◆ Problem description ◆
Keep the wording of each record exactly the same when you repeat it, and leave out pictures.

◆ Listed entries ◆
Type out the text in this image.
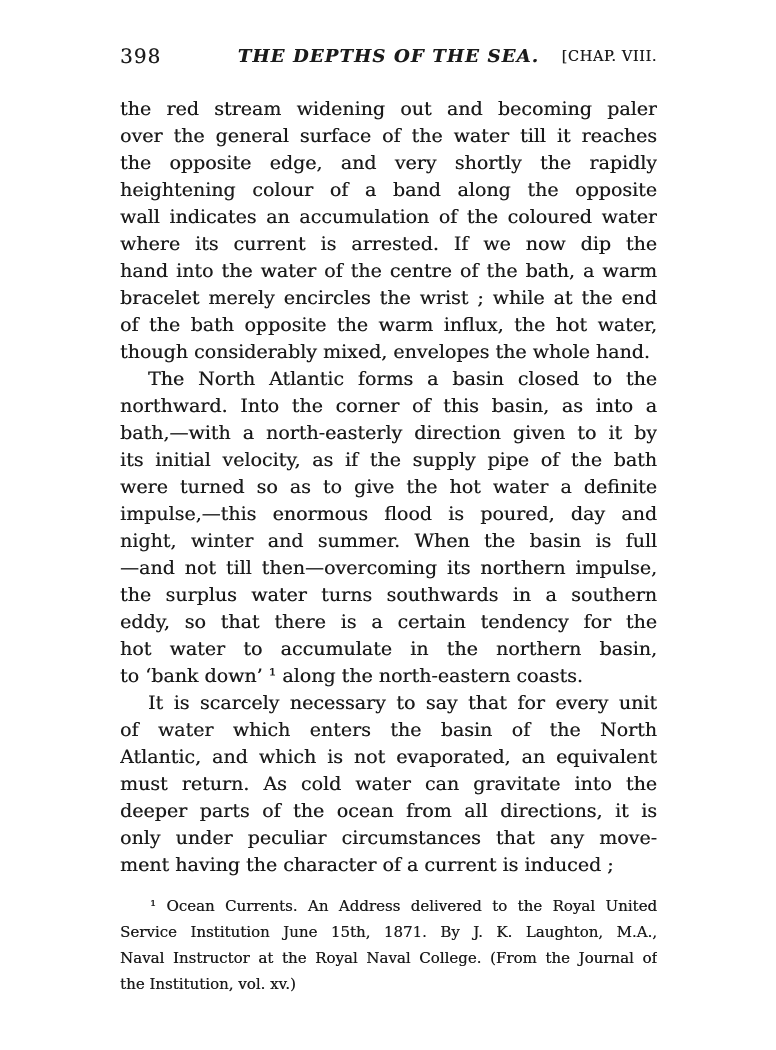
398	THE DEPTHS OF THE SEA. [CHAP. VIII.
the red stream widening out and becoming paler
over the general surface of the water till it reaches
the opposite edge, and very shortly the rapidly
heightening colour of a band along the opposite
wall indicates an accumulation of the coloured water
where its current is arrested. If we now dip the
hand into the water of the centre of the bath, a warm
bracelet merely encircles the wrist ; while at the end
of the bath opposite the warm influx, the hot water,
though considerably mixed, envelopes the whole hand.
The North Atlantic forms a basin closed to the
northward. Into the corner of this basin, as into a
bath,—with a north-easterly direction given to it by
its initial velocity, as if the supply pipe of the bath
were turned so as to give the hot water a definite
impulse,—this enormous flood is poured, day and
night, winter and summer. When the basin is full
—and not till then—overcoming its northern impulse,
the surplus water turns southwards in a southern
eddy, so that there is a certain tendency for the
hot water to accumulate in the northern basin,
to ‘bank down’ ¹ along the north-eastern coasts.
It is scarcely necessary to say that for every unit
of water which enters the basin of the North
Atlantic, and which is not evaporated, an equivalent
must return. As cold water can gravitate into the
deeper parts of the ocean from all directions, it is
only under peculiar circumstances that any move-
ment having the character of a current is induced ;
¹ Ocean Currents. An Address delivered to the Royal United
Service Institution June 15th, 1871. By J. K. Laughton, M.A.,
Naval Instructor at the Royal Naval College. (From the Journal of
the Institution, vol. xv.)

◆ Problem solution ◆
Type out the text in this image.
398	THE DEPTHS OF THE SEA. [CHAP. VIII.
the red stream widening out and becoming paler
over the general surface of the water till it reaches
the opposite edge, and very shortly the rapidly
heightening colour of a band along the opposite
wall indicates an accumulation of the coloured water
where its current is arrested. If we now dip the
hand into the water of the centre of the bath, a warm
bracelet merely encircles the wrist ; while at the end
of the bath opposite the warm influx, the hot water,
though considerably mixed, envelopes the whole hand.
The North Atlantic forms a basin closed to the
northward. Into the corner of this basin, as into a
bath,—with a north-easterly direction given to it by
its initial velocity, as if the supply pipe of the bath
were turned so as to give the hot water a definite
impulse,—this enormous flood is poured, day and
night, winter and summer. When the basin is full
—and not till then—overcoming its northern impulse,
the surplus water turns southwards in a southern
eddy, so that there is a certain tendency for the
hot water to accumulate in the northern basin,
to ‘bank down’ ¹ along the north-eastern coasts.
It is scarcely necessary to say that for every unit
of water which enters the basin of the North
Atlantic, and which is not evaporated, an equivalent
must return. As cold water can gravitate into the
deeper parts of the ocean from all directions, it is
only under peculiar circumstances that any move-
ment having the character of a current is induced ;
¹ Ocean Currents. An Address delivered to the Royal United
Service Institution June 15th, 1871. By J. K. Laughton, M.A.,
Naval Instructor at the Royal Naval College. (From the Journal of
the Institution, vol. xv.)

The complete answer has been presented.